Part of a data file
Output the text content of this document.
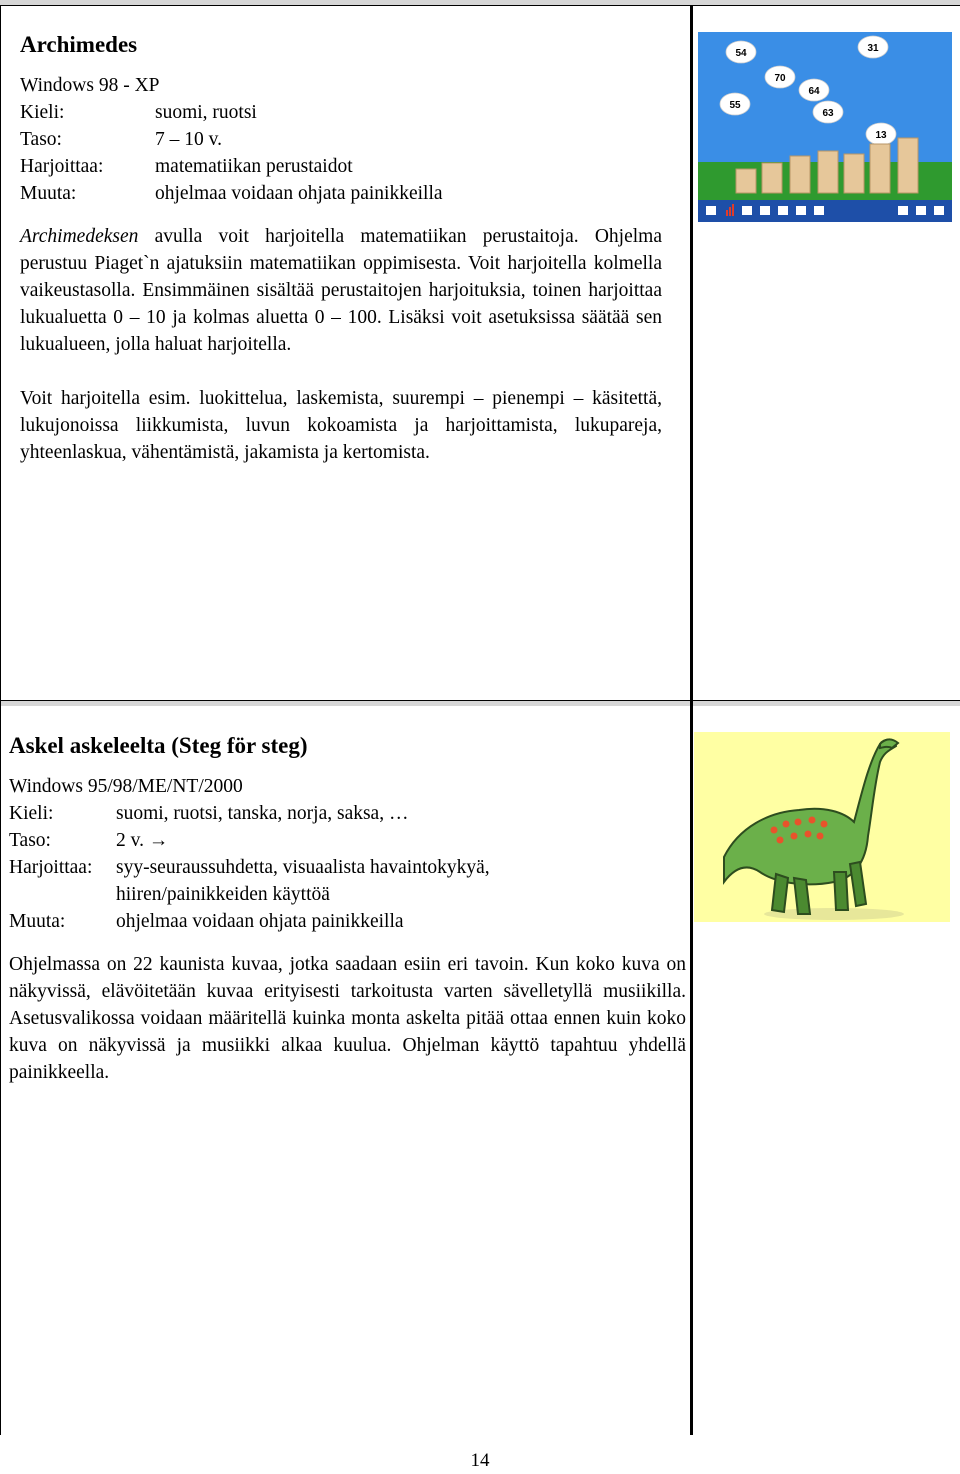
Archimedes
Windows 98 - XP
Kieli:	suomi, ruotsi
Taso:	7 – 10 v.
Harjoittaa:	matematiikan perustaidot
Muuta:	ohjelmaa voidaan ohjata painikkeilla

Archimedeksen avulla voit harjoitella matematiikan perustaitoja. Ohjelma perustuu Piaget`n ajatuksiin matematiikan oppimisesta. Voit harjoitella kolmella vaikeustasolla. Ensimmäinen sisältää perustaitojen harjoituksia, toinen harjoittaa lukualuetta 0 – 10 ja kolmas aluetta 0 – 100. Lisäksi voit asetuksissa säätää sen lukualueen, jolla haluat harjoitella.

Voit harjoitella esim. luokittelua, laskemista, suurempi – pienempi – käsitettä, lukujonoissa liikkumista, luvun kokoamista ja harjoittamista, lukupareja, yhteenlaskua, vähentämistä, jakamista ja kertomista.

54	31
70
64
55
63
13
Askel askeleelta (Steg för steg)
Windows 95/98/ME/NT/2000
Kieli:	suomi, ruotsi, tanska, norja, saksa, …
Taso:	2 v. →
Harjoittaa:	syy-seuraussuhdetta, visuaalista havaintokykyä, hiiren/painikkeiden käyttöä
Muuta:	ohjelmaa voidaan ohjata painikkeilla

Ohjelmassa on 22 kaunista kuvaa, jotka saadaan esiin eri tavoin. Kun koko kuva on näkyvissä, elävöitetään kuvaa erityisesti tarkoitusta varten sävelletyllä musiikilla. Asetusvalikossa voidaan määritellä kuinka monta askelta pitää ottaa ennen kuin koko kuva on näkyvissä ja musiikki alkaa kuulua. Ohjelman käyttö tapahtuu yhdellä painikkeella.

14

# Task brief
Print the complete listing exactly, apart from any pictures.

# Result below
Output the text content of this document.
Archimedes
Windows 98 - XP
Kieli:	suomi, ruotsi
Taso:	7 – 10 v.
Harjoittaa:	matematiikan perustaidot
Muuta:	ohjelmaa voidaan ohjata painikkeilla

Archimedeksen avulla voit harjoitella matematiikan perustaitoja. Ohjelma perustuu Piaget`n ajatuksiin matematiikan oppimisesta. Voit harjoitella kolmella vaikeustasolla. Ensimmäinen sisältää perustaitojen harjoituksia, toinen harjoittaa lukualuetta 0 – 10 ja kolmas aluetta 0 – 100. Lisäksi voit asetuksissa säätää sen lukualueen, jolla haluat harjoitella.

Voit harjoitella esim. luokittelua, laskemista, suurempi – pienempi – käsitettä, lukujonoissa liikkumista, luvun kokoamista ja harjoittamista, lukupareja, yhteenlaskua, vähentämistä, jakamista ja kertomista.

54	31
70
64
55
63
13
Askel askeleelta (Steg för steg)
Windows 95/98/ME/NT/2000
Kieli:	suomi, ruotsi, tanska, norja, saksa, …
Taso:	2 v. →
Harjoittaa:	syy-seuraussuhdetta, visuaalista havaintokykyä, hiiren/painikkeiden käyttöä
Muuta:	ohjelmaa voidaan ohjata painikkeilla

Ohjelmassa on 22 kaunista kuvaa, jotka saadaan esiin eri tavoin. Kun koko kuva on näkyvissä, elävöitetään kuvaa erityisesti tarkoitusta varten sävelletyllä musiikilla. Asetusvalikossa voidaan määritellä kuinka monta askelta pitää ottaa ennen kuin koko kuva on näkyvissä ja musiikki alkaa kuulua. Ohjelman käyttö tapahtuu yhdellä painikkeella.

14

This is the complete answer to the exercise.